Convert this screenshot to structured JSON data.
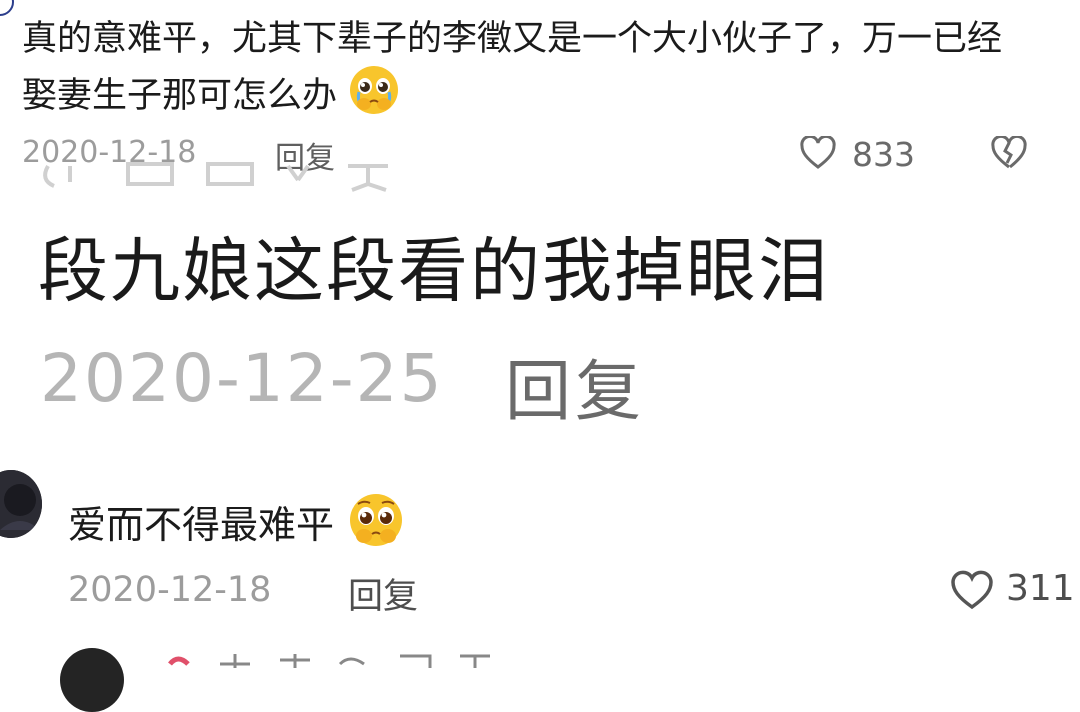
{
  "comment1": {
    "text": "真的意难平，尤其下辈子的李徵又是一个大小伙子了，万一已经娶妻生子那可怎么办",
    "emoji_icon": "crying-pleading-face-icon",
    "date": "2020-12-18",
    "reply_label": "回复",
    "likes": "833"
  },
  "overlay": {
    "text": "段九娘这段看的我掉眼泪",
    "date": "2020-12-25",
    "reply_label": "回复"
  },
  "comment2": {
    "text": "爱而不得最难平",
    "emoji_icon": "pleading-face-icon",
    "date": "2020-12-18",
    "reply_label": "回复",
    "likes": "311"
  },
  "colors": {
    "text": "#1b1b1b",
    "meta": "#9c9c9c",
    "reply": "#5f5f5f",
    "emoji_yellow": "#f8c52c"
  }
}
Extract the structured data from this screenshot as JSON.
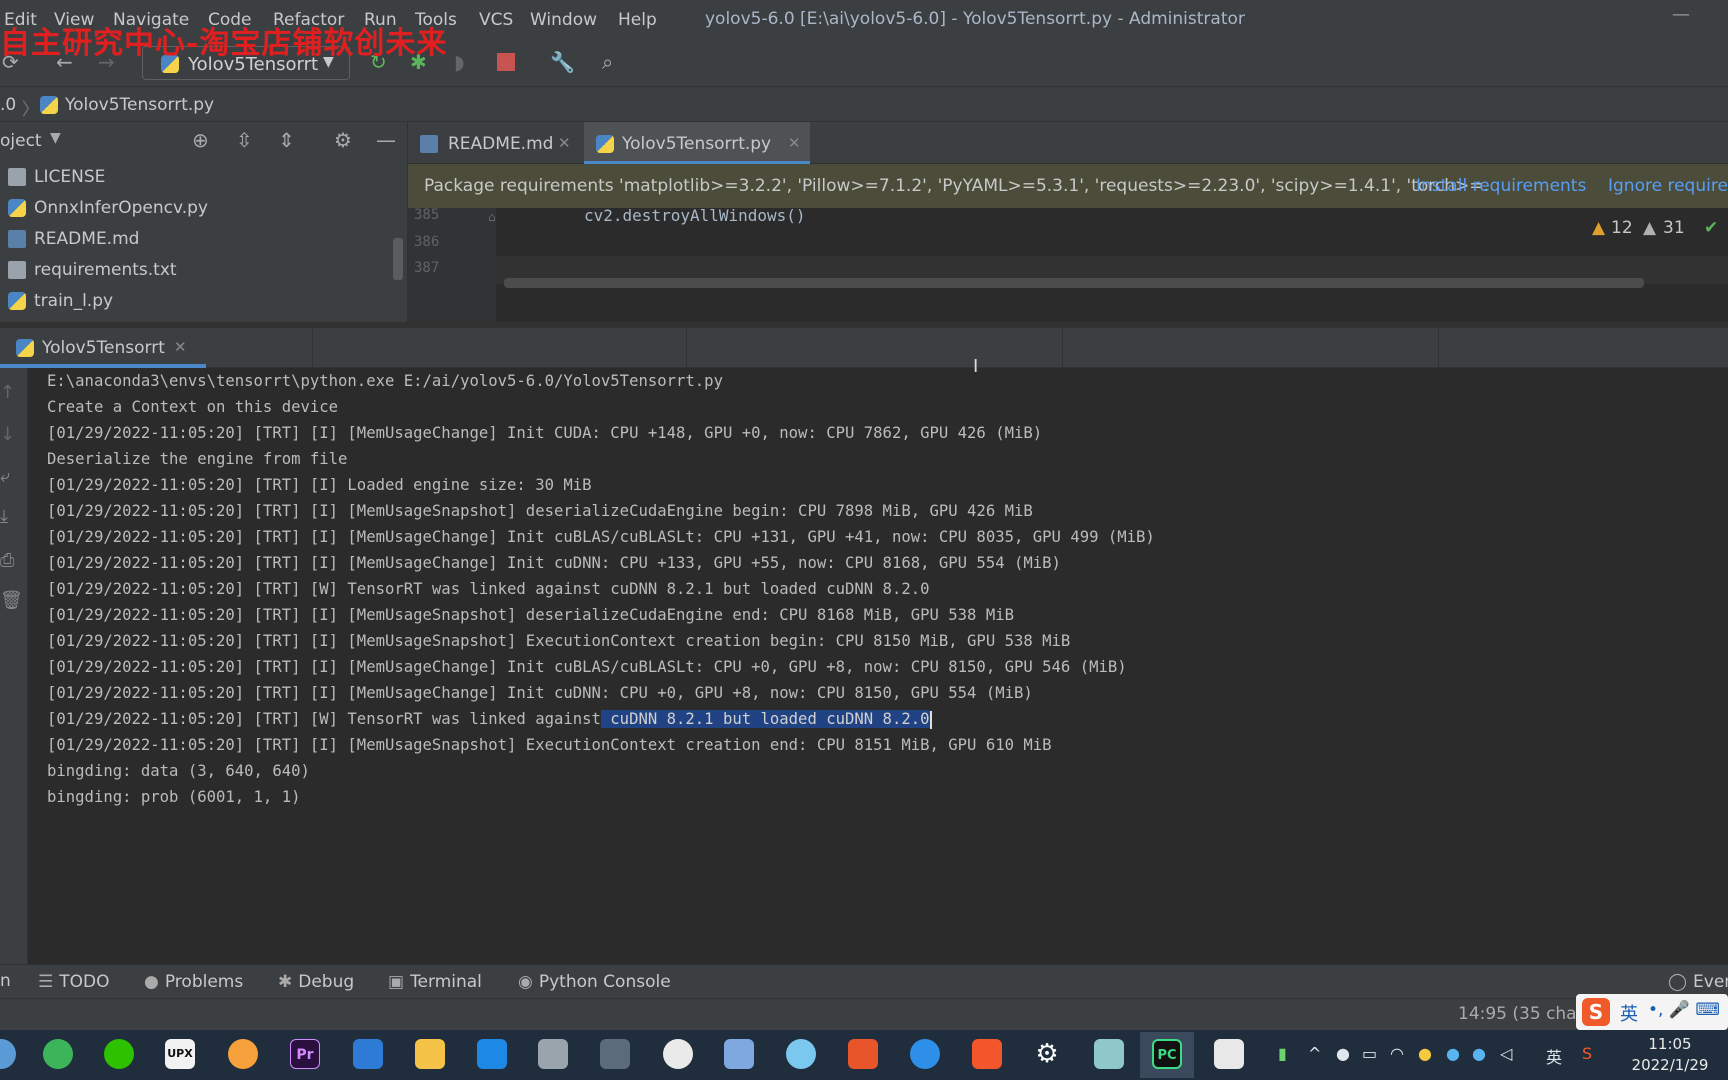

◆ Description of the task: Without the pictures, restate all of the entries above verbatim.

◆ Full solution:
Convert this screenshot to structured JSON data.
{
  "comment1": {
    "text": "真的意难平，尤其下辈子的李徵又是一个大小伙子了，万一已经娶妻生子那可怎么办",
    "emoji_icon": "crying-pleading-face-icon",
    "date": "2020-12-18",
    "reply_label": "回复",
    "likes": "833"
  },
  "overlay": {
    "text": "段九娘这段看的我掉眼泪",
    "date": "2020-12-25",
    "reply_label": "回复"
  },
  "comment2": {
    "text": "爱而不得最难平",
    "emoji_icon": "pleading-face-icon",
    "date": "2020-12-18",
    "reply_label": "回复",
    "likes": "311"
  },
  "colors": {
    "text": "#1b1b1b",
    "meta": "#9c9c9c",
    "reply": "#5f5f5f",
    "emoji_yellow": "#f8c52c"
  }
}
Extract the structured data from this screenshot as JSON.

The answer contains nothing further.